EXERCISE INSTRUCTIONS: Work out how many lines hold "only". Give the number and nothing else.

Part of a data file:
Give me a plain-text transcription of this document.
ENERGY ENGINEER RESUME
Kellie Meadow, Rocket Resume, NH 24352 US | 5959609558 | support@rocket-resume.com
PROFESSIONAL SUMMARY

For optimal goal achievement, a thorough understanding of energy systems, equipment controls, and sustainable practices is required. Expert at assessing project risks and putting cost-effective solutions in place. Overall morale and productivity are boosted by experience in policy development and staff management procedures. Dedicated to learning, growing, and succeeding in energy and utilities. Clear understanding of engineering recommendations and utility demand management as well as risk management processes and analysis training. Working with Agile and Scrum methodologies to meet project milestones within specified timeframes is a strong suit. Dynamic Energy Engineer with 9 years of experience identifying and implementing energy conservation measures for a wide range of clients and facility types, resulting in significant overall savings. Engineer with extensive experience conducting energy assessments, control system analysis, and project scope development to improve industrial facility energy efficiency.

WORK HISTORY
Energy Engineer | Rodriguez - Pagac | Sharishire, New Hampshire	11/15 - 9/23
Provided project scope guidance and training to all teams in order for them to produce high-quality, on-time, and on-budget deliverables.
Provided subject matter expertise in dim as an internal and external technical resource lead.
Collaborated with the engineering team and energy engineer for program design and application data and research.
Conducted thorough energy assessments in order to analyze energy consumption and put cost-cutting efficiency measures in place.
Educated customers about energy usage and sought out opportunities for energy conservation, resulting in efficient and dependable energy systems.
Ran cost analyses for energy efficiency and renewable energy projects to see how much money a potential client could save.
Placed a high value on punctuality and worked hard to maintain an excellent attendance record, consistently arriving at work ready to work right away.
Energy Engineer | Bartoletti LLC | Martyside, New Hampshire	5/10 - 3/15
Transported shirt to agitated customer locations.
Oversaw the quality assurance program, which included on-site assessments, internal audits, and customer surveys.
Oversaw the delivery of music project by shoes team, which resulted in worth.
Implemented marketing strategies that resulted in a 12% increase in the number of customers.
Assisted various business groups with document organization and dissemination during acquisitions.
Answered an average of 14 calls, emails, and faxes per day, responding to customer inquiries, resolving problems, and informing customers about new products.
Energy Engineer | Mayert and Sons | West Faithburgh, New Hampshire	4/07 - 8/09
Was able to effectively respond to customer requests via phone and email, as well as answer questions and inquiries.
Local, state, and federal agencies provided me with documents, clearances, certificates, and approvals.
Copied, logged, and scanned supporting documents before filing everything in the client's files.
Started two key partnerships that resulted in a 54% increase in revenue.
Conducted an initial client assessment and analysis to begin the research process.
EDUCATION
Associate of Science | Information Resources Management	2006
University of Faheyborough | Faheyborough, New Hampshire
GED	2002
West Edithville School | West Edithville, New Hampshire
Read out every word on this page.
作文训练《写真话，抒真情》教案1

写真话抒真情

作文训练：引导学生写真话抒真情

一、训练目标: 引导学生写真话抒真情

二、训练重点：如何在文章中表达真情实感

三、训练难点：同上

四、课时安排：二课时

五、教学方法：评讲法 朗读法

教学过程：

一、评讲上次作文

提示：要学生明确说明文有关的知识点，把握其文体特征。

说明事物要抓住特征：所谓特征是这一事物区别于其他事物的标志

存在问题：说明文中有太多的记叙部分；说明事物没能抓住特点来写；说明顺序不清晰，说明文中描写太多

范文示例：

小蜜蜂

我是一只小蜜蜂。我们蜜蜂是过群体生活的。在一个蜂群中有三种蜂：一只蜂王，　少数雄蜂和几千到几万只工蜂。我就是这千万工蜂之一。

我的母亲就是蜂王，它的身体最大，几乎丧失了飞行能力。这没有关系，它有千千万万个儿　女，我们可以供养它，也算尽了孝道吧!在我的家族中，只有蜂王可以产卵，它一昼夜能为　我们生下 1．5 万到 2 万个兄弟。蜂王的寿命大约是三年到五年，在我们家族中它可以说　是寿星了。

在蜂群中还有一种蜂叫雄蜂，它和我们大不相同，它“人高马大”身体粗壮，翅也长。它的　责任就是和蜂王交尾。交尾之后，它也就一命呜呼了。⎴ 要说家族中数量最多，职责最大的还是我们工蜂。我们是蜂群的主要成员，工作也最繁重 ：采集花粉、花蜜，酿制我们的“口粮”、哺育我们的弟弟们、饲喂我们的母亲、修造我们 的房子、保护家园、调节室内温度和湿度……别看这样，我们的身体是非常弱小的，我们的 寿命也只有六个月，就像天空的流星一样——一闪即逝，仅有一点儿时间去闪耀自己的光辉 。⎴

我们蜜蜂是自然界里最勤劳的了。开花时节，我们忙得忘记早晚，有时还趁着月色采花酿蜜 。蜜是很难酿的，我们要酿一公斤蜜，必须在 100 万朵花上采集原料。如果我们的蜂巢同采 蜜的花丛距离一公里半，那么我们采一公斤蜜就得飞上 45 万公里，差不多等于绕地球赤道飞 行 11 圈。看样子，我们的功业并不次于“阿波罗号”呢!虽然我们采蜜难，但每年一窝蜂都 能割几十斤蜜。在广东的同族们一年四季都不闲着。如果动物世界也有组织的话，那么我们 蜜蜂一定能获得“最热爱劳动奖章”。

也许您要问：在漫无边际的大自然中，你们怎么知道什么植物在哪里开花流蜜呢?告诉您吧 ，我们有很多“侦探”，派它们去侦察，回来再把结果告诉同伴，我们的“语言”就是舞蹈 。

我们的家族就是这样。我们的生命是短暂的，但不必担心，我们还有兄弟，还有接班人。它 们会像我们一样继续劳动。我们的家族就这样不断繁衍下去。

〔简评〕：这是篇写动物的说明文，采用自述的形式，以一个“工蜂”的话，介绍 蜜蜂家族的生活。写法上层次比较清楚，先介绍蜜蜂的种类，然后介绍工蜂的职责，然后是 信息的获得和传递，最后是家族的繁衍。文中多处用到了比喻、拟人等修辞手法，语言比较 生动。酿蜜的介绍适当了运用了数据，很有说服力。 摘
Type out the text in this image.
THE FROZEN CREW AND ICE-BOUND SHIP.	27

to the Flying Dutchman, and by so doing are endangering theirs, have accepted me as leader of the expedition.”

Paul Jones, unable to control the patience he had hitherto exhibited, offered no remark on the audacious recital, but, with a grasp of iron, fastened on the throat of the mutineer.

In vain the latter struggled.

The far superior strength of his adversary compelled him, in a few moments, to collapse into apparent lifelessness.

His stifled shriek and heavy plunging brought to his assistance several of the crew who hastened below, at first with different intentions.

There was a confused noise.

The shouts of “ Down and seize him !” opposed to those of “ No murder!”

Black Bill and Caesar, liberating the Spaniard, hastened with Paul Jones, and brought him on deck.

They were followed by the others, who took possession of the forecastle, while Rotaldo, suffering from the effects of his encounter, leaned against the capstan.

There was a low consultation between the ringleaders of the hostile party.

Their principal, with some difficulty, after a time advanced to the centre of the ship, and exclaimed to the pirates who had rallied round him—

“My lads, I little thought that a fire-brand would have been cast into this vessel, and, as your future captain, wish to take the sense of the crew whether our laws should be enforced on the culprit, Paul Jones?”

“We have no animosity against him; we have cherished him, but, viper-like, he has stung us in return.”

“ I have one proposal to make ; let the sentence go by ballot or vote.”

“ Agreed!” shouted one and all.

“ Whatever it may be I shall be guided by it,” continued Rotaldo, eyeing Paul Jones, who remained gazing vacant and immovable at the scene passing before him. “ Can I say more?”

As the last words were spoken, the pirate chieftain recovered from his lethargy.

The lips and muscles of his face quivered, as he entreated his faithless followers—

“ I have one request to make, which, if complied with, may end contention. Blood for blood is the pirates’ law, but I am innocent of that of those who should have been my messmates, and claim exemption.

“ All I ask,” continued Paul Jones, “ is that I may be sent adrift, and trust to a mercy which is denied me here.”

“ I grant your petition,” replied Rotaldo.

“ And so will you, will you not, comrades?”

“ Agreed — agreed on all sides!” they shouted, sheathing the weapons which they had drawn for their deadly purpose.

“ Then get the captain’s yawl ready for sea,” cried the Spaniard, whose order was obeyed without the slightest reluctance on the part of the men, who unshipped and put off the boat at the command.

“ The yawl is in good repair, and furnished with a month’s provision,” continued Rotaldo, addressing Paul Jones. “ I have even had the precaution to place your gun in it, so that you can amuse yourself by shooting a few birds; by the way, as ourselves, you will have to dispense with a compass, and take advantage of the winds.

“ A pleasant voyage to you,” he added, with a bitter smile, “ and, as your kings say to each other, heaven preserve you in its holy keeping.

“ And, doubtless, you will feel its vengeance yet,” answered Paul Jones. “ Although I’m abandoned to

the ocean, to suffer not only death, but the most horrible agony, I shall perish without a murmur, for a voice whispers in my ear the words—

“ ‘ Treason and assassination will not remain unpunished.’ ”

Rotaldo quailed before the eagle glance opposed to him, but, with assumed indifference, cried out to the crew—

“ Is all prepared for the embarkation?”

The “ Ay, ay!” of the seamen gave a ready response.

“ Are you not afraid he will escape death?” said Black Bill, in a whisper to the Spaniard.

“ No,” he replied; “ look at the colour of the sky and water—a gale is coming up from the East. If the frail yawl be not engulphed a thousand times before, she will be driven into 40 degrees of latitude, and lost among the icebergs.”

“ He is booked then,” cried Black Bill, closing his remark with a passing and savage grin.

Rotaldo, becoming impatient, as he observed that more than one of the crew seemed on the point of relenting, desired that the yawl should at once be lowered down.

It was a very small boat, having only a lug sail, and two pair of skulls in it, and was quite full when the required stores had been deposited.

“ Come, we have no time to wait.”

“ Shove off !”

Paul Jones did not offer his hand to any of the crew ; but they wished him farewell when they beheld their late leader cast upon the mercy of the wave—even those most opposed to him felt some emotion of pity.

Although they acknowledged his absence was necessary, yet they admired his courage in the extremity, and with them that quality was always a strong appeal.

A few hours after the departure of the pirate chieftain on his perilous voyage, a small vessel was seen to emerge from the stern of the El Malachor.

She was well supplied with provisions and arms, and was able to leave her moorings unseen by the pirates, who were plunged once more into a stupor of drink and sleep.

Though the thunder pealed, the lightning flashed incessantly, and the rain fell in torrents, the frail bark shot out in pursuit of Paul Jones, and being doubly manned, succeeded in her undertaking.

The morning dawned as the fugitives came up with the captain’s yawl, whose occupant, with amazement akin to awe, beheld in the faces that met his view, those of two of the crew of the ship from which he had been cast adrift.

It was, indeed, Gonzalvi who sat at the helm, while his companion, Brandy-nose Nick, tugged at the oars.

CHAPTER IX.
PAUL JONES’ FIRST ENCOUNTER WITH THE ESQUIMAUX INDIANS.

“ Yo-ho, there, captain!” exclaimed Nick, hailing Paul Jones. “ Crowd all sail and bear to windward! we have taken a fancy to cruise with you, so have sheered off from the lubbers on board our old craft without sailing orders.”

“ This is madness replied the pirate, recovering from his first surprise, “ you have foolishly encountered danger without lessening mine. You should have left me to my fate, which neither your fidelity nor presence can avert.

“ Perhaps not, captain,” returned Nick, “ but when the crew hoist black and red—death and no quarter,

ANSWER TO THIS PROBLEM: 2